(Dataset excerpts)

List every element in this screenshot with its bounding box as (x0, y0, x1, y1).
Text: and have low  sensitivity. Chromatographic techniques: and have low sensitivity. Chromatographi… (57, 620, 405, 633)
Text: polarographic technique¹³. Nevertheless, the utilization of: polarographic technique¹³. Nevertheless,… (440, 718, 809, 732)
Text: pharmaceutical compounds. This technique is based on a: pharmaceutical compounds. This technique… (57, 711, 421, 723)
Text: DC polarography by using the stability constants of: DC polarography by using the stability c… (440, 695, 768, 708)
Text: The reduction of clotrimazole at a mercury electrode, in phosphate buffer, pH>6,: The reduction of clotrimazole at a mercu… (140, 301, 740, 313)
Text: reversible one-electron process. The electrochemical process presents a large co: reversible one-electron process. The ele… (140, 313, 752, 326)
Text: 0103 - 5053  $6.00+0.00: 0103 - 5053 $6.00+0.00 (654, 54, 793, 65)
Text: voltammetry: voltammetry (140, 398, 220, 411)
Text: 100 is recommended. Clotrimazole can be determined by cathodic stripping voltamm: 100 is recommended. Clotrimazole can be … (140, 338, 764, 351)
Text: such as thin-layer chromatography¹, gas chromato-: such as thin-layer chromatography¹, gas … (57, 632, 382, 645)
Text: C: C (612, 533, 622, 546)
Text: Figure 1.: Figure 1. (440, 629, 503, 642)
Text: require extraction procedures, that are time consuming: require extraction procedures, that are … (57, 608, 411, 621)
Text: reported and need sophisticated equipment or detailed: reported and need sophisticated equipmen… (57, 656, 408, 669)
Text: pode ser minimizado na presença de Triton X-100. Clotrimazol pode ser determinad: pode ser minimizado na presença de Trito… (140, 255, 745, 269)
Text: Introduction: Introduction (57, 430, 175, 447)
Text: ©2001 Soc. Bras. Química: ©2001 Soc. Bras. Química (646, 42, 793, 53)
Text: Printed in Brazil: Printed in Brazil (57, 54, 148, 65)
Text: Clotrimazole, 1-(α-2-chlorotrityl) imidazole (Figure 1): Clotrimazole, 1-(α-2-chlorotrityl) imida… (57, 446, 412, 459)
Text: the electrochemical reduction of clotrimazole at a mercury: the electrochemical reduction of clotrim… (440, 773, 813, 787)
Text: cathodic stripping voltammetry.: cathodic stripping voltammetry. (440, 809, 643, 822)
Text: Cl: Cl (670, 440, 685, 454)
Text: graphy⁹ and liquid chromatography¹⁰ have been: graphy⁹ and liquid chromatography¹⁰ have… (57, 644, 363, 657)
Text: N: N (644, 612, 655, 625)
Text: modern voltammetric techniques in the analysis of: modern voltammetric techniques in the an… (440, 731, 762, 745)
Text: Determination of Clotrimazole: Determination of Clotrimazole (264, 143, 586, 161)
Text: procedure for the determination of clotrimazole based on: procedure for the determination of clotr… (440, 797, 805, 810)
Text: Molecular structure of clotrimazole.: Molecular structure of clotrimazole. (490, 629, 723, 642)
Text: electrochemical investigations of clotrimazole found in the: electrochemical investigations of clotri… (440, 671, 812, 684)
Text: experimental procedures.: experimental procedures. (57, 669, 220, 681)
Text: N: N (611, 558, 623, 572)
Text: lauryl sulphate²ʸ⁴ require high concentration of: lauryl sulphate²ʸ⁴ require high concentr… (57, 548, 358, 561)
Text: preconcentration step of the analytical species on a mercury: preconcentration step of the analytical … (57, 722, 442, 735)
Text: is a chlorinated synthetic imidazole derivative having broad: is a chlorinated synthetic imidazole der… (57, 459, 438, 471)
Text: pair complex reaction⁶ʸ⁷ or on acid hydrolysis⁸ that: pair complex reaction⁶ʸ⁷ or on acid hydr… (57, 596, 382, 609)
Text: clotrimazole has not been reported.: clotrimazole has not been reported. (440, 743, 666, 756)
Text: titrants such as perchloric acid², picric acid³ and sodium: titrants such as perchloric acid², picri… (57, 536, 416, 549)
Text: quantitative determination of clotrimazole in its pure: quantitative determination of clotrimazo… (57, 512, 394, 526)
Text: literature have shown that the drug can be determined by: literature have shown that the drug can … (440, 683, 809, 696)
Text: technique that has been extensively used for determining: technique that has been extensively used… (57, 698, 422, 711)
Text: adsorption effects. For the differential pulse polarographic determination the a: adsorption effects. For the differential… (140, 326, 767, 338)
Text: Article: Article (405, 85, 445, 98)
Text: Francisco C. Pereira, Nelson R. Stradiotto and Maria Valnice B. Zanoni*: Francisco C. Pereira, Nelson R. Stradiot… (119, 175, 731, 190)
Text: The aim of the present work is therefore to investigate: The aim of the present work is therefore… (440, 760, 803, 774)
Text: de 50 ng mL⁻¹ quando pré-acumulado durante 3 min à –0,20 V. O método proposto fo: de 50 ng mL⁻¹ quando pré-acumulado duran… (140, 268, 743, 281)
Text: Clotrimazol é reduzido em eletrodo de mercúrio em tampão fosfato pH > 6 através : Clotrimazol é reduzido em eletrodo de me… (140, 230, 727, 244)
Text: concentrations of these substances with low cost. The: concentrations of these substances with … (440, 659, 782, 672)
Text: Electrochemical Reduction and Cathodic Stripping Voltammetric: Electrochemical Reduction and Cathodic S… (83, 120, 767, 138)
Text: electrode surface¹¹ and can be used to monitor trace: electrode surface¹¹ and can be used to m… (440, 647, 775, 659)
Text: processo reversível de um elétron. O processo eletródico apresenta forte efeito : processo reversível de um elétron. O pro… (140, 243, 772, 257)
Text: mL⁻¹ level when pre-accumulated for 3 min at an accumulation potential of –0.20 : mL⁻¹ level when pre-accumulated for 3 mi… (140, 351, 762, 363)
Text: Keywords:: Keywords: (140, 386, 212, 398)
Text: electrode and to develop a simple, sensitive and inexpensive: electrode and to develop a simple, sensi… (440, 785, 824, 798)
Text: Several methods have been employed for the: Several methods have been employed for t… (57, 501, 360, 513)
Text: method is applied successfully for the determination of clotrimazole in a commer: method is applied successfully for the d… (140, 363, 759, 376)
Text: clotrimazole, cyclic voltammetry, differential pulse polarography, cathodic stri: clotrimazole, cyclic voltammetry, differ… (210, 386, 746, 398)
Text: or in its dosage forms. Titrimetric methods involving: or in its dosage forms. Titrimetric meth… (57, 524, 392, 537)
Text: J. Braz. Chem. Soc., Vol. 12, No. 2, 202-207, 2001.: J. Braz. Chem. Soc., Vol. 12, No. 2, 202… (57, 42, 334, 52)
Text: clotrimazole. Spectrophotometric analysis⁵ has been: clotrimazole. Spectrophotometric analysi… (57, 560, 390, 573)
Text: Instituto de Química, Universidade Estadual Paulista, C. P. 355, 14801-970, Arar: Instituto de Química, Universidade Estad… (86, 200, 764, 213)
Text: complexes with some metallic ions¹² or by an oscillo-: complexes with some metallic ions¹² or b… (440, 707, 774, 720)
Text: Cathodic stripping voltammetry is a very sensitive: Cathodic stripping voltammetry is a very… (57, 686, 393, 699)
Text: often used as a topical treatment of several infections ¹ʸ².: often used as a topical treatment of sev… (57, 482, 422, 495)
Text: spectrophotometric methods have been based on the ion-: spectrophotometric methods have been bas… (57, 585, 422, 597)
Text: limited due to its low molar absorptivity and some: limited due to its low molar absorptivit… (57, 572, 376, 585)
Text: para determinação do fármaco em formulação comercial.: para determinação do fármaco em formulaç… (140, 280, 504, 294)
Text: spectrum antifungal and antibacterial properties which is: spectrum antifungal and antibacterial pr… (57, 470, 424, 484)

▸ **Work instructions**: The lines above are to be retyped exactly, with none omitted.

▸ **Problem solution**:
List every element in this screenshot with its bounding box as (x0, y0, x1, y1).
Text: and have low  sensitivity. Chromatographic techniques: and have low sensitivity. Chromatographi… (57, 620, 405, 633)
Text: polarographic technique¹³. Nevertheless, the utilization of: polarographic technique¹³. Nevertheless,… (440, 718, 809, 732)
Text: pharmaceutical compounds. This technique is based on a: pharmaceutical compounds. This technique… (57, 711, 421, 723)
Text: DC polarography by using the stability constants of: DC polarography by using the stability c… (440, 695, 768, 708)
Text: The reduction of clotrimazole at a mercury electrode, in phosphate buffer, pH>6,: The reduction of clotrimazole at a mercu… (140, 301, 740, 313)
Text: reversible one-electron process. The electrochemical process presents a large co: reversible one-electron process. The ele… (140, 313, 752, 326)
Text: 0103 - 5053  $6.00+0.00: 0103 - 5053 $6.00+0.00 (654, 54, 793, 65)
Text: voltammetry: voltammetry (140, 398, 220, 411)
Text: 100 is recommended. Clotrimazole can be determined by cathodic stripping voltamm: 100 is recommended. Clotrimazole can be … (140, 338, 764, 351)
Text: such as thin-layer chromatography¹, gas chromato-: such as thin-layer chromatography¹, gas … (57, 632, 382, 645)
Text: C: C (612, 533, 622, 546)
Text: Figure 1.: Figure 1. (440, 629, 503, 642)
Text: require extraction procedures, that are time consuming: require extraction procedures, that are … (57, 608, 411, 621)
Text: reported and need sophisticated equipment or detailed: reported and need sophisticated equipmen… (57, 656, 408, 669)
Text: pode ser minimizado na presença de Triton X-100. Clotrimazol pode ser determinad: pode ser minimizado na presença de Trito… (140, 255, 745, 269)
Text: Introduction: Introduction (57, 430, 175, 447)
Text: ©2001 Soc. Bras. Química: ©2001 Soc. Bras. Química (646, 42, 793, 53)
Text: Printed in Brazil: Printed in Brazil (57, 54, 148, 65)
Text: Clotrimazole, 1-(α-2-chlorotrityl) imidazole (Figure 1): Clotrimazole, 1-(α-2-chlorotrityl) imida… (57, 446, 412, 459)
Text: the electrochemical reduction of clotrimazole at a mercury: the electrochemical reduction of clotrim… (440, 773, 813, 787)
Text: cathodic stripping voltammetry.: cathodic stripping voltammetry. (440, 809, 643, 822)
Text: Cl: Cl (670, 440, 685, 454)
Text: graphy⁹ and liquid chromatography¹⁰ have been: graphy⁹ and liquid chromatography¹⁰ have… (57, 644, 363, 657)
Text: N: N (644, 612, 655, 625)
Text: modern voltammetric techniques in the analysis of: modern voltammetric techniques in the an… (440, 731, 762, 745)
Text: Determination of Clotrimazole: Determination of Clotrimazole (264, 143, 586, 161)
Text: procedure for the determination of clotrimazole based on: procedure for the determination of clotr… (440, 797, 805, 810)
Text: Molecular structure of clotrimazole.: Molecular structure of clotrimazole. (490, 629, 723, 642)
Text: electrochemical investigations of clotrimazole found in the: electrochemical investigations of clotri… (440, 671, 812, 684)
Text: experimental procedures.: experimental procedures. (57, 669, 220, 681)
Text: N: N (611, 558, 623, 572)
Text: lauryl sulphate²ʸ⁴ require high concentration of: lauryl sulphate²ʸ⁴ require high concentr… (57, 548, 358, 561)
Text: preconcentration step of the analytical species on a mercury: preconcentration step of the analytical … (57, 722, 442, 735)
Text: is a chlorinated synthetic imidazole derivative having broad: is a chlorinated synthetic imidazole der… (57, 459, 438, 471)
Text: pair complex reaction⁶ʸ⁷ or on acid hydrolysis⁸ that: pair complex reaction⁶ʸ⁷ or on acid hydr… (57, 596, 382, 609)
Text: clotrimazole has not been reported.: clotrimazole has not been reported. (440, 743, 666, 756)
Text: titrants such as perchloric acid², picric acid³ and sodium: titrants such as perchloric acid², picri… (57, 536, 416, 549)
Text: quantitative determination of clotrimazole in its pure: quantitative determination of clotrimazo… (57, 512, 394, 526)
Text: literature have shown that the drug can be determined by: literature have shown that the drug can … (440, 683, 809, 696)
Text: technique that has been extensively used for determining: technique that has been extensively used… (57, 698, 422, 711)
Text: adsorption effects. For the differential pulse polarographic determination the a: adsorption effects. For the differential… (140, 326, 767, 338)
Text: Article: Article (405, 85, 445, 98)
Text: Francisco C. Pereira, Nelson R. Stradiotto and Maria Valnice B. Zanoni*: Francisco C. Pereira, Nelson R. Stradiot… (119, 175, 731, 190)
Text: The aim of the present work is therefore to investigate: The aim of the present work is therefore… (440, 760, 803, 774)
Text: de 50 ng mL⁻¹ quando pré-acumulado durante 3 min à –0,20 V. O método proposto fo: de 50 ng mL⁻¹ quando pré-acumulado duran… (140, 268, 743, 281)
Text: Clotrimazol é reduzido em eletrodo de mercúrio em tampão fosfato pH > 6 através : Clotrimazol é reduzido em eletrodo de me… (140, 230, 727, 244)
Text: concentrations of these substances with low cost. The: concentrations of these substances with … (440, 659, 782, 672)
Text: Electrochemical Reduction and Cathodic Stripping Voltammetric: Electrochemical Reduction and Cathodic S… (83, 120, 767, 138)
Text: electrode surface¹¹ and can be used to monitor trace: electrode surface¹¹ and can be used to m… (440, 647, 775, 659)
Text: processo reversível de um elétron. O processo eletródico apresenta forte efeito : processo reversível de um elétron. O pro… (140, 243, 772, 257)
Text: mL⁻¹ level when pre-accumulated for 3 min at an accumulation potential of –0.20 : mL⁻¹ level when pre-accumulated for 3 mi… (140, 351, 762, 363)
Text: Keywords:: Keywords: (140, 386, 212, 398)
Text: electrode and to develop a simple, sensitive and inexpensive: electrode and to develop a simple, sensi… (440, 785, 824, 798)
Text: Several methods have been employed for the: Several methods have been employed for t… (57, 501, 360, 513)
Text: method is applied successfully for the determination of clotrimazole in a commer: method is applied successfully for the d… (140, 363, 759, 376)
Text: clotrimazole, cyclic voltammetry, differential pulse polarography, cathodic stri: clotrimazole, cyclic voltammetry, differ… (210, 386, 746, 398)
Text: or in its dosage forms. Titrimetric methods involving: or in its dosage forms. Titrimetric meth… (57, 524, 392, 537)
Text: J. Braz. Chem. Soc., Vol. 12, No. 2, 202-207, 2001.: J. Braz. Chem. Soc., Vol. 12, No. 2, 202… (57, 42, 334, 52)
Text: clotrimazole. Spectrophotometric analysis⁵ has been: clotrimazole. Spectrophotometric analysi… (57, 560, 390, 573)
Text: Instituto de Química, Universidade Estadual Paulista, C. P. 355, 14801-970, Arar: Instituto de Química, Universidade Estad… (86, 200, 764, 213)
Text: complexes with some metallic ions¹² or by an oscillo-: complexes with some metallic ions¹² or b… (440, 707, 774, 720)
Text: Cathodic stripping voltammetry is a very sensitive: Cathodic stripping voltammetry is a very… (57, 686, 393, 699)
Text: often used as a topical treatment of several infections ¹ʸ².: often used as a topical treatment of sev… (57, 482, 422, 495)
Text: spectrophotometric methods have been based on the ion-: spectrophotometric methods have been bas… (57, 585, 422, 597)
Text: limited due to its low molar absorptivity and some: limited due to its low molar absorptivit… (57, 572, 376, 585)
Text: para determinação do fármaco em formulação comercial.: para determinação do fármaco em formulaç… (140, 280, 504, 294)
Text: spectrum antifungal and antibacterial properties which is: spectrum antifungal and antibacterial pr… (57, 470, 424, 484)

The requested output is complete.